In resolving ODE, I often have the following problem :
Let $$xy'-y=0.$$ Then, if $x\neq 0$ and $y\neq 0$, $$\frac{y'}{y}=\frac{1}{x}\iff \ln|y|=\ln|x|+K, \quad K\in \mathbb R$$ and thus $|y|=D|x|$ for $D>0$ and thus $$y=\pm D |x|\iff y=M|x|,\quad M\in \mathbb R$$ because we also have that $0$ is solution. But I think that we can say more : $$y=\pm D |x|\iff y=Mx,\quad M\in \mathbb R,$$ i.e. we can take the absolute value off because $$|y|=|x|\iff y=\pm x$$ and thus if $D>0$ (as previously) we have $$|y|=D|x|\iff y=\pm D x\iff y=Mx,\quad M\in \mathbb R$$ Q1) Am I correct ?
In the solution my teacher always does it. The problem it's that in one equation, he didn't do it and did as following :
$$u'-\frac{8}{3x}u=0.$$ He did as : $$\frac{u'}{u}=\frac{8}{3x}\iff \ln|u|=\frac{8}{3}\ln|x|+C\iff |u|=D|x|^{8/3}\iff u=K|x|^{8/3}$$ with $C\in \mathbb R$, $D>0$ and finally $K\in \mathbb R$.
Q2) Why he let the absolute value ? Can't we write $u=K x^{8/3}$ ? Indeed, as before $$|u|=D|x|^{8/3}\iff u=\pm D x^{8/3}\iff u=Kx^{8/3}$$ with $D>0$ and $K\in \mathbb R$

**Provided data**
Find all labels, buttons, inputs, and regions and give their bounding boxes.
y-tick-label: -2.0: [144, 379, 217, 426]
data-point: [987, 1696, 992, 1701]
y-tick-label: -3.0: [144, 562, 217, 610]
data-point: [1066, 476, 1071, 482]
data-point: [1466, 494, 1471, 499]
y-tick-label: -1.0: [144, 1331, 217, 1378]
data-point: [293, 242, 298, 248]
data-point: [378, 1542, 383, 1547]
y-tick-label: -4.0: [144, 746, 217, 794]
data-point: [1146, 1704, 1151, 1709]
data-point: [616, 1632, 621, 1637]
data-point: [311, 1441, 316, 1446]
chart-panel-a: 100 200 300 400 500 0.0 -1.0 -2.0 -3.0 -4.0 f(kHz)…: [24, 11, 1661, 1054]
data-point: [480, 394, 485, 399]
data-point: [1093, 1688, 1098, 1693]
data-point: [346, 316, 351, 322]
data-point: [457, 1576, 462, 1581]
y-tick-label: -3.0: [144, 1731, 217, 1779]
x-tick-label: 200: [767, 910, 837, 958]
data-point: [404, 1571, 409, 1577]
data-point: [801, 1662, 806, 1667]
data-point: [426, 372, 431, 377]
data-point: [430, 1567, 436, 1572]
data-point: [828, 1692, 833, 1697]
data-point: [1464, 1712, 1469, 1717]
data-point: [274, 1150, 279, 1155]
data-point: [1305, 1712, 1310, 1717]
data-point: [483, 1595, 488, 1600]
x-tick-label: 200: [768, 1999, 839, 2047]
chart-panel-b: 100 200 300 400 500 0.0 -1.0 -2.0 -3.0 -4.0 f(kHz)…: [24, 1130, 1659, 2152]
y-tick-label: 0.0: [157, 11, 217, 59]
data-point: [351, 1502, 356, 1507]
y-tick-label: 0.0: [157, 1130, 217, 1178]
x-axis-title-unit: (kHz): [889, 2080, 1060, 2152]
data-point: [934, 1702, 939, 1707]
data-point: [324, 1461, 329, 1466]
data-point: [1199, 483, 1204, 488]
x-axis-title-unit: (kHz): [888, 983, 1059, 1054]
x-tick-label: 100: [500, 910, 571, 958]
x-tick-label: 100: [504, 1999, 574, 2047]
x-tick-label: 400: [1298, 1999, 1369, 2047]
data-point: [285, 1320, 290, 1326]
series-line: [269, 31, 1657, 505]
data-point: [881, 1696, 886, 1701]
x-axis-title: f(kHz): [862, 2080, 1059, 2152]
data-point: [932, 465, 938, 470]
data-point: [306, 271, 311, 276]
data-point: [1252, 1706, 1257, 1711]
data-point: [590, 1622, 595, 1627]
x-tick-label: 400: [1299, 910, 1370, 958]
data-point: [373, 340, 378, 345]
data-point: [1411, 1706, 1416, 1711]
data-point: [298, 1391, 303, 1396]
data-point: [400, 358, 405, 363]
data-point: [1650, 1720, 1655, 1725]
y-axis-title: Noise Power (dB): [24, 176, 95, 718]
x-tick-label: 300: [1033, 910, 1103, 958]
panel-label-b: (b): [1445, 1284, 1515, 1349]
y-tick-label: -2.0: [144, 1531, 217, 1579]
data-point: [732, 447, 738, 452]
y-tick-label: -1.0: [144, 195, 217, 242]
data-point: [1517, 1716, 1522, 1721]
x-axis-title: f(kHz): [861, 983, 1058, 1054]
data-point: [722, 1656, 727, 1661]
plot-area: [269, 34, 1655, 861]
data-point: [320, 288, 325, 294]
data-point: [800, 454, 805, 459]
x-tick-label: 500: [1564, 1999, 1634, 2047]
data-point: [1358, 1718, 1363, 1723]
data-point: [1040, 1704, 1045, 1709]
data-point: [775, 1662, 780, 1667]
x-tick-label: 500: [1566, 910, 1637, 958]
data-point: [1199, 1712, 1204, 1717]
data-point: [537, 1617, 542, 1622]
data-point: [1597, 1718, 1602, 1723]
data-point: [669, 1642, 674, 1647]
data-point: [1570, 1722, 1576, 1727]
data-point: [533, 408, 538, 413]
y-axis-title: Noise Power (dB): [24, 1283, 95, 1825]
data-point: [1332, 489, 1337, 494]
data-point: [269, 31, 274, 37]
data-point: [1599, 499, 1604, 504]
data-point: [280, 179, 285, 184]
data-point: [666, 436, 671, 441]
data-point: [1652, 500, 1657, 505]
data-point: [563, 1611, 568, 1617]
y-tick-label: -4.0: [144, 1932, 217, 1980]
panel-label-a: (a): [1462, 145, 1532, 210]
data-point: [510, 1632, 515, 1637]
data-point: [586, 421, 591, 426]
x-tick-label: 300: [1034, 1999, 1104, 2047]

**Stated exercise**
Answer these about the post on solving ODEs:
1. Which equation does the poster's first example start from?
2. In the teacher's solution, what number multiplies ln|x|?
3. What simpler form does the poster suggest for u instead of the teacher's final result?

**Solution to this exercise**
1. xy' − y = 0
2. 8/3
3. u = Kx^(8/3), with K a real number